* _TASK BRIEF_: Starting with the first line of the data and going on through the line with "part-b-unit-5: 2/6 Aust", write those lines out again with "col-number" changed to "column-number" wherever it appears. Leave everything else in them unchanged.

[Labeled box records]

## BEGIN

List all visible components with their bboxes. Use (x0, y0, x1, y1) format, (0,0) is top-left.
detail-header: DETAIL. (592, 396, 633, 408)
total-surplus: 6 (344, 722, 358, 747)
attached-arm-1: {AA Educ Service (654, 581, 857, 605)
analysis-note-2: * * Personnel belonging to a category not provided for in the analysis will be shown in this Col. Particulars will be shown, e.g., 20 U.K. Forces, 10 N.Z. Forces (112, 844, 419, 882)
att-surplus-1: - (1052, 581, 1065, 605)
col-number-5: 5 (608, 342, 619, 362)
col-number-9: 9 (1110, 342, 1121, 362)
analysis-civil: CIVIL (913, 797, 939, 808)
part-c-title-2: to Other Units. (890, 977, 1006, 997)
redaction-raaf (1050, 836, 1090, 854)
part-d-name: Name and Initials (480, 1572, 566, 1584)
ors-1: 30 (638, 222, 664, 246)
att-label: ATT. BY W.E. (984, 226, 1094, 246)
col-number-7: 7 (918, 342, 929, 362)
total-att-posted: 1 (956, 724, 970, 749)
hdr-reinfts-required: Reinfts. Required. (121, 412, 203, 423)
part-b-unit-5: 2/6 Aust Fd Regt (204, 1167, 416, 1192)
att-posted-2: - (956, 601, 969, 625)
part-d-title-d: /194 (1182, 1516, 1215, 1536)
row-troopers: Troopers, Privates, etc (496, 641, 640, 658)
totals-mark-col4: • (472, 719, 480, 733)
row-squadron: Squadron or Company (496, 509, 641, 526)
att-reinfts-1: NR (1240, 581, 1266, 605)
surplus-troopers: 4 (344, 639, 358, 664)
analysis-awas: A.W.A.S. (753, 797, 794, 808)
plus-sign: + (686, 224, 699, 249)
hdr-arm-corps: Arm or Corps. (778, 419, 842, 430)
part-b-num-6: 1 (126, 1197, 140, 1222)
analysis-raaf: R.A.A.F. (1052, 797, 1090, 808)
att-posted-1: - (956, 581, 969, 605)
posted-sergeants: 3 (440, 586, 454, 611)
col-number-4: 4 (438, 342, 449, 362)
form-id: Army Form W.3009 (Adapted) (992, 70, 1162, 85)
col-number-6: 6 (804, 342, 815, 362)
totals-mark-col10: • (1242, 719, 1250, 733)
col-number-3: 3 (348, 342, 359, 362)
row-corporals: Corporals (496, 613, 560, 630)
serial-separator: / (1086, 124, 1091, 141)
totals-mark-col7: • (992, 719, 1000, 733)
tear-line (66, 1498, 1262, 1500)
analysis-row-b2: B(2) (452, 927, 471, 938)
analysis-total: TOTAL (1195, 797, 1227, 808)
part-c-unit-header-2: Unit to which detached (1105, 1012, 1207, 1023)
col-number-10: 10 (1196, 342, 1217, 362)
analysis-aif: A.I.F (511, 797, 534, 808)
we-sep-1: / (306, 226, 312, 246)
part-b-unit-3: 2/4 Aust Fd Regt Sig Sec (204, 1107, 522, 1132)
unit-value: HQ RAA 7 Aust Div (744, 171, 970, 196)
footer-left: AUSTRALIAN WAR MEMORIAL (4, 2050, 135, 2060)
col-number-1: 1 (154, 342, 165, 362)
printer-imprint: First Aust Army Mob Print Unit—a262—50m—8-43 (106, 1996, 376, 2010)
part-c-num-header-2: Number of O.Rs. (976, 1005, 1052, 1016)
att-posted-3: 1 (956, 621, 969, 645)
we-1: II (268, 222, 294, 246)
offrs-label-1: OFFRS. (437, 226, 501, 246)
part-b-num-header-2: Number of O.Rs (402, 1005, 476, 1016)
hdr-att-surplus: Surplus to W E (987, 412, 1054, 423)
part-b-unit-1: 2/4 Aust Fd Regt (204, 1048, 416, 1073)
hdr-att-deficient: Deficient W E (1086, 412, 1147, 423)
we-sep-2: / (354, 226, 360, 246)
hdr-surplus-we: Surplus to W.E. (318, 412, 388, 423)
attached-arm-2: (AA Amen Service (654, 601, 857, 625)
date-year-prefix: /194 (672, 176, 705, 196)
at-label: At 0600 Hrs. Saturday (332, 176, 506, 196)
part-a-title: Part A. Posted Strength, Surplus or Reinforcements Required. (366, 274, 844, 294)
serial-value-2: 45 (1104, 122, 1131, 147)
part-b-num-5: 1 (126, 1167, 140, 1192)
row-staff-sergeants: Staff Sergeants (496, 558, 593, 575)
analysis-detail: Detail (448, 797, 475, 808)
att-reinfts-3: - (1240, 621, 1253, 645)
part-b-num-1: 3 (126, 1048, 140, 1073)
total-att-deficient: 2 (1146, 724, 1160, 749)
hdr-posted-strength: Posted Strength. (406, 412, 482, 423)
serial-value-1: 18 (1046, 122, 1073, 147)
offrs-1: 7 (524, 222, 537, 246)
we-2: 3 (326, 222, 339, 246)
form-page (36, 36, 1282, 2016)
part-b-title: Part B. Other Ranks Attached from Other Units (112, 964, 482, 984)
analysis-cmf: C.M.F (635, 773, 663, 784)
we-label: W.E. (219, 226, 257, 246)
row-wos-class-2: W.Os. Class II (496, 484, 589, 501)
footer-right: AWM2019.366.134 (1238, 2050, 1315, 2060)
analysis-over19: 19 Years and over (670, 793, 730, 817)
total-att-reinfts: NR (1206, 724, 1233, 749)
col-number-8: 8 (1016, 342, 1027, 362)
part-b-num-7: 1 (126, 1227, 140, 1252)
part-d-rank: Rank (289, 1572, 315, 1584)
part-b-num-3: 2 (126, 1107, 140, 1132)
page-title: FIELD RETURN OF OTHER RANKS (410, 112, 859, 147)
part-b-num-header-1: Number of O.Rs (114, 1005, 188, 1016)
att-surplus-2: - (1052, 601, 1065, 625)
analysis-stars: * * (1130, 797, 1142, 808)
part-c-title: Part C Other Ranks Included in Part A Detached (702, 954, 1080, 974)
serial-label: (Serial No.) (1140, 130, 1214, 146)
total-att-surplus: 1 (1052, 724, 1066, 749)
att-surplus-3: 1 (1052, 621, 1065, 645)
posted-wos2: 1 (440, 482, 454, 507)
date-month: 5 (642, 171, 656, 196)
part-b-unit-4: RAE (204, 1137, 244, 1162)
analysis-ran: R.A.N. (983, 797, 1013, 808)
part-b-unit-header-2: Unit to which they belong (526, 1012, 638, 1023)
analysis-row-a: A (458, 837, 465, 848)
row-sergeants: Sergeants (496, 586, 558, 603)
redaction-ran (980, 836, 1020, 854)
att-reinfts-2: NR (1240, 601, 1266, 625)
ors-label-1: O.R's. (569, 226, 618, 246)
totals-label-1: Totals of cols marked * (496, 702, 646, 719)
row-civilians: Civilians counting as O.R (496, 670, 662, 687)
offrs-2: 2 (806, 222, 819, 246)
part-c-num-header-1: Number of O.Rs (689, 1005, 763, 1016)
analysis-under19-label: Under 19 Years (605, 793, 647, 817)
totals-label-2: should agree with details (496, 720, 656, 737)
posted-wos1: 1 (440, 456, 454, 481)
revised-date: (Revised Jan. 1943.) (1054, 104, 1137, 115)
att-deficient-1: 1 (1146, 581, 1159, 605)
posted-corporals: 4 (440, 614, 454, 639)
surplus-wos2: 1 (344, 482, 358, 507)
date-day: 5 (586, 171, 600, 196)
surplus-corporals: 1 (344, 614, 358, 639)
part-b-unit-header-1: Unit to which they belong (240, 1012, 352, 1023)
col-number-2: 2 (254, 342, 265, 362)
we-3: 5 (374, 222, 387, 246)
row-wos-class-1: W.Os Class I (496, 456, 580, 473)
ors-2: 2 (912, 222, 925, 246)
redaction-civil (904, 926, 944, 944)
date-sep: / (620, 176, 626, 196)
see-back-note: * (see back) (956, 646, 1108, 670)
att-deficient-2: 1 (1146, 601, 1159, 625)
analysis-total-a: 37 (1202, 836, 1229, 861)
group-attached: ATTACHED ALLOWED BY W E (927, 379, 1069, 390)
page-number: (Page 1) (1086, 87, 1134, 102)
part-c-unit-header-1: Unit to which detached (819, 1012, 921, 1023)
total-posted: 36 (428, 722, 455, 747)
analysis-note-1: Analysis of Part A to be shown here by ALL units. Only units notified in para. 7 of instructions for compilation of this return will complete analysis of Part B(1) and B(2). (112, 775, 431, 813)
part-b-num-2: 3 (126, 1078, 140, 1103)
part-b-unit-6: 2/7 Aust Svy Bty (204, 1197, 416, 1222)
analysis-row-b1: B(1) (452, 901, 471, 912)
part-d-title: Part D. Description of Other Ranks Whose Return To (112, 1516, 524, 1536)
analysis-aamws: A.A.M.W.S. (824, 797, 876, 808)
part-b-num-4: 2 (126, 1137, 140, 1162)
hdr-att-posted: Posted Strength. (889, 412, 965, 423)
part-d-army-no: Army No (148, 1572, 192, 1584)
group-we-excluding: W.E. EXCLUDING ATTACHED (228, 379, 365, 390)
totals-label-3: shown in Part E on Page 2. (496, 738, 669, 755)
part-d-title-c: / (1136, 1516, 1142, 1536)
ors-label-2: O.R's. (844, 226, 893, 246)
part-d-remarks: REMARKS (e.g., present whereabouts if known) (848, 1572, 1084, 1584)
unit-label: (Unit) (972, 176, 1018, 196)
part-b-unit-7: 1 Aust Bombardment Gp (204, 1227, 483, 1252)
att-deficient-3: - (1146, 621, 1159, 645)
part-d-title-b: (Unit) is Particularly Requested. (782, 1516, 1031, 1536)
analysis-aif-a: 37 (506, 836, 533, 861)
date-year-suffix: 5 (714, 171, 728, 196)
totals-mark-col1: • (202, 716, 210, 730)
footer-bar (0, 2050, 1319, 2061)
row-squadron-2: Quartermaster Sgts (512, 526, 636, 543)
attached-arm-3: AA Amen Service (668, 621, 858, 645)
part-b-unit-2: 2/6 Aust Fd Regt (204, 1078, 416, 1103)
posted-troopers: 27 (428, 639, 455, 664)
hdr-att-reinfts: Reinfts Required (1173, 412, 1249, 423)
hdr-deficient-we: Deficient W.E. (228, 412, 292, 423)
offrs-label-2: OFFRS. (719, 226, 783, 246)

## END

* _RESPONSE TO THIS EXERCISE_:
List all visible components with their bboxes. Use (x0, y0, x1, y1) format, (0,0) is top-left.
detail-header: DETAIL. (592, 396, 633, 408)
total-surplus: 6 (344, 722, 358, 747)
attached-arm-1: {AA Educ Service (654, 581, 857, 605)
analysis-note-2: * * Personnel belonging to a category not provided for in the analysis will be shown in this Col. Particulars will be shown, e.g., 20 U.K. Forces, 10 N.Z. Forces (112, 844, 419, 882)
att-surplus-1: - (1052, 581, 1065, 605)
column-number-5: 5 (608, 342, 619, 362)
column-number-9: 9 (1110, 342, 1121, 362)
analysis-civil: CIVIL (913, 797, 939, 808)
part-c-title-2: to Other Units. (890, 977, 1006, 997)
redaction-raaf (1050, 836, 1090, 854)
part-d-name: Name and Initials (480, 1572, 566, 1584)
ors-1: 30 (638, 222, 664, 246)
att-label: ATT. BY W.E. (984, 226, 1094, 246)
column-number-7: 7 (918, 342, 929, 362)
total-att-posted: 1 (956, 724, 970, 749)
hdr-reinfts-required: Reinfts. Required. (121, 412, 203, 423)
part-b-unit-5: 2/6 Aust Fd Regt (204, 1167, 416, 1192)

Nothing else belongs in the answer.